Work instructions: Identify all lines of the data containing the string "Matched" and copy them.

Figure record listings
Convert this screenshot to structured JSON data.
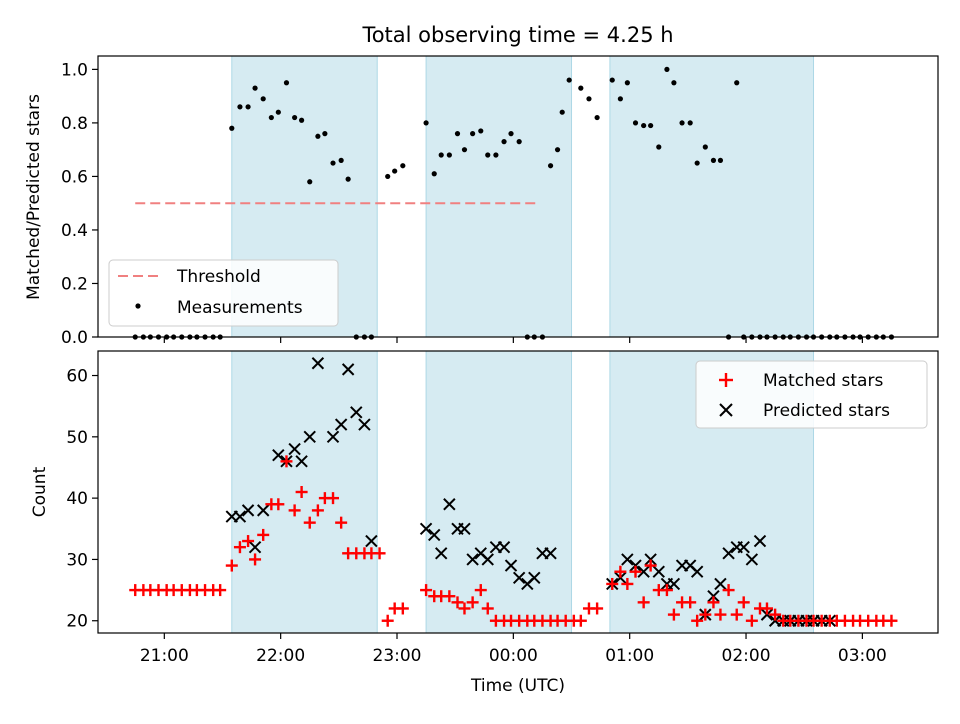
{
  "figure": {
    "title": "Total observing time = 4.25 h"
  },
  "chart_data": [
    {
      "type": "scatter",
      "ylabel": "Matched/Predicted stars",
      "ylim": [
        0,
        1.05
      ],
      "yticks": [
        0.0,
        0.2,
        0.4,
        0.6,
        0.8,
        1.0
      ],
      "ytick_labels": [
        "0.0",
        "0.2",
        "0.4",
        "0.6",
        "0.8",
        "1.0"
      ],
      "xlim": [
        20.43,
        27.65
      ],
      "shaded_intervals": [
        [
          21.58,
          22.83
        ],
        [
          23.25,
          24.5
        ],
        [
          24.83,
          26.58
        ]
      ],
      "legend": {
        "position": "lower-left"
      },
      "series": [
        {
          "name": "Threshold",
          "kind": "hline",
          "y": 0.5,
          "x_range": [
            20.75,
            24.22
          ],
          "color": "#f08080"
        },
        {
          "name": "Measurements",
          "kind": "scatter",
          "color": "#000000",
          "x": [
            20.75,
            20.82,
            20.88,
            20.95,
            21.02,
            21.08,
            21.15,
            21.22,
            21.28,
            21.35,
            21.42,
            21.48,
            21.58,
            21.65,
            21.72,
            21.78,
            21.85,
            21.92,
            21.98,
            22.05,
            22.12,
            22.18,
            22.25,
            22.32,
            22.38,
            22.45,
            22.52,
            22.58,
            22.65,
            22.72,
            22.78,
            22.92,
            22.98,
            23.05,
            23.25,
            23.32,
            23.38,
            23.45,
            23.52,
            23.58,
            23.65,
            23.72,
            23.78,
            23.85,
            23.92,
            23.98,
            24.05,
            24.12,
            24.18,
            24.25,
            24.32,
            24.38,
            24.42,
            24.48,
            24.58,
            24.65,
            24.72,
            24.85,
            24.92,
            24.98,
            25.05,
            25.12,
            25.18,
            25.25,
            25.32,
            25.38,
            25.45,
            25.52,
            25.58,
            25.65,
            25.72,
            25.78,
            25.85,
            25.92,
            25.98,
            26.05,
            26.12,
            26.18,
            26.25,
            26.32,
            26.38,
            26.45,
            26.52,
            26.58,
            26.65,
            26.72,
            26.78,
            26.85,
            26.92,
            26.98,
            27.05,
            27.12,
            27.18,
            27.25
          ],
          "y": [
            0,
            0,
            0,
            0,
            0,
            0,
            0,
            0,
            0,
            0,
            0,
            0,
            0.78,
            0.86,
            0.86,
            0.93,
            0.89,
            0.82,
            0.84,
            0.95,
            0.82,
            0.81,
            0.58,
            0.75,
            0.76,
            0.65,
            0.66,
            0.59,
            0,
            0,
            0,
            0.6,
            0.62,
            0.64,
            0.8,
            0.61,
            0.68,
            0.68,
            0.76,
            0.7,
            0.76,
            0.77,
            0.68,
            0.68,
            0.73,
            0.76,
            0.73,
            0,
            0,
            0,
            0.64,
            0.7,
            0.84,
            0.96,
            0.93,
            0.89,
            0.82,
            0.96,
            0.89,
            0.95,
            0.8,
            0.79,
            0.79,
            0.71,
            1.0,
            0.95,
            0.8,
            0.8,
            0.65,
            0.71,
            0.66,
            0.66,
            0,
            0.95,
            0,
            0,
            0,
            0,
            0,
            0,
            0,
            0,
            0,
            0,
            0,
            0,
            0,
            0,
            0,
            0,
            0,
            0,
            0,
            0
          ]
        }
      ]
    },
    {
      "type": "scatter",
      "xlabel": "Time (UTC)",
      "ylabel": "Count",
      "ylim": [
        18,
        64
      ],
      "yticks": [
        20,
        30,
        40,
        50,
        60
      ],
      "ytick_labels": [
        "20",
        "30",
        "40",
        "50",
        "60"
      ],
      "xlim": [
        20.43,
        27.65
      ],
      "xticks": [
        21,
        22,
        23,
        24,
        25,
        26,
        27
      ],
      "xtick_labels": [
        "21:00",
        "22:00",
        "23:00",
        "00:00",
        "01:00",
        "02:00",
        "03:00"
      ],
      "shaded_intervals": [
        [
          21.58,
          22.83
        ],
        [
          23.25,
          24.5
        ],
        [
          24.83,
          26.58
        ]
      ],
      "legend": {
        "position": "upper-right"
      },
      "series": [
        {
          "name": "Matched stars",
          "marker": "plus",
          "color": "#ff0000",
          "x": [
            20.75,
            20.82,
            20.88,
            20.95,
            21.02,
            21.08,
            21.15,
            21.22,
            21.28,
            21.35,
            21.42,
            21.48,
            21.58,
            21.65,
            21.72,
            21.78,
            21.85,
            21.92,
            21.98,
            22.05,
            22.12,
            22.18,
            22.25,
            22.32,
            22.38,
            22.45,
            22.52,
            22.58,
            22.65,
            22.72,
            22.78,
            22.85,
            22.92,
            22.98,
            23.05,
            23.25,
            23.32,
            23.38,
            23.45,
            23.52,
            23.58,
            23.65,
            23.72,
            23.78,
            23.85,
            23.92,
            23.98,
            24.05,
            24.12,
            24.18,
            24.25,
            24.32,
            24.38,
            24.45,
            24.52,
            24.58,
            24.65,
            24.72,
            24.85,
            24.92,
            24.98,
            25.05,
            25.12,
            25.18,
            25.25,
            25.32,
            25.38,
            25.45,
            25.52,
            25.58,
            25.65,
            25.72,
            25.78,
            25.85,
            25.92,
            25.98,
            26.05,
            26.12,
            26.18,
            26.25,
            26.32,
            26.38,
            26.45,
            26.52,
            26.58,
            26.65,
            26.72,
            26.78,
            26.85,
            26.92,
            26.98,
            27.05,
            27.12,
            27.18,
            27.25
          ],
          "y": [
            25,
            25,
            25,
            25,
            25,
            25,
            25,
            25,
            25,
            25,
            25,
            25,
            29,
            32,
            33,
            30,
            34,
            39,
            39,
            46,
            38,
            41,
            36,
            38,
            40,
            40,
            36,
            31,
            31,
            31,
            31,
            31,
            20,
            22,
            22,
            25,
            24,
            24,
            24,
            23,
            22,
            23,
            25,
            22,
            20,
            20,
            20,
            20,
            20,
            20,
            20,
            20,
            20,
            20,
            20,
            20,
            22,
            22,
            26,
            28,
            26,
            28,
            23,
            29,
            25,
            25,
            21,
            23,
            23,
            20,
            21,
            23,
            21,
            25,
            21,
            23,
            20,
            22,
            22,
            21,
            20,
            20,
            20,
            20,
            20,
            20,
            20,
            20,
            20,
            20,
            20,
            20,
            20,
            20,
            20
          ]
        },
        {
          "name": "Predicted stars",
          "marker": "x",
          "color": "#000000",
          "x": [
            21.58,
            21.65,
            21.72,
            21.78,
            21.85,
            21.98,
            22.05,
            22.12,
            22.18,
            22.25,
            22.32,
            22.45,
            22.52,
            22.58,
            22.65,
            22.72,
            22.78,
            23.25,
            23.32,
            23.38,
            23.45,
            23.52,
            23.58,
            23.65,
            23.72,
            23.78,
            23.85,
            23.92,
            23.98,
            24.05,
            24.12,
            24.18,
            24.25,
            24.32,
            24.85,
            24.92,
            24.98,
            25.05,
            25.12,
            25.18,
            25.25,
            25.32,
            25.38,
            25.45,
            25.52,
            25.58,
            25.65,
            25.72,
            25.78,
            25.85,
            25.92,
            25.98,
            26.05,
            26.12,
            26.18,
            26.25,
            26.32,
            26.38,
            26.45,
            26.52,
            26.58,
            26.65,
            26.72
          ],
          "y": [
            37,
            37,
            38,
            32,
            38,
            47,
            46,
            48,
            46,
            50,
            62,
            50,
            52,
            61,
            54,
            52,
            33,
            35,
            34,
            31,
            39,
            35,
            35,
            30,
            31,
            30,
            32,
            32,
            29,
            27,
            26,
            27,
            31,
            31,
            26,
            27,
            30,
            29,
            28,
            30,
            28,
            26,
            26,
            29,
            29,
            28,
            21,
            24,
            26,
            31,
            32,
            32,
            30,
            33,
            21,
            20,
            20,
            20,
            20,
            20,
            20,
            20,
            20
          ]
        }
      ]
    }
  ]
}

Final result:
      "ylabel": "Matched/Predicted stars",
          "name": "Matched stars",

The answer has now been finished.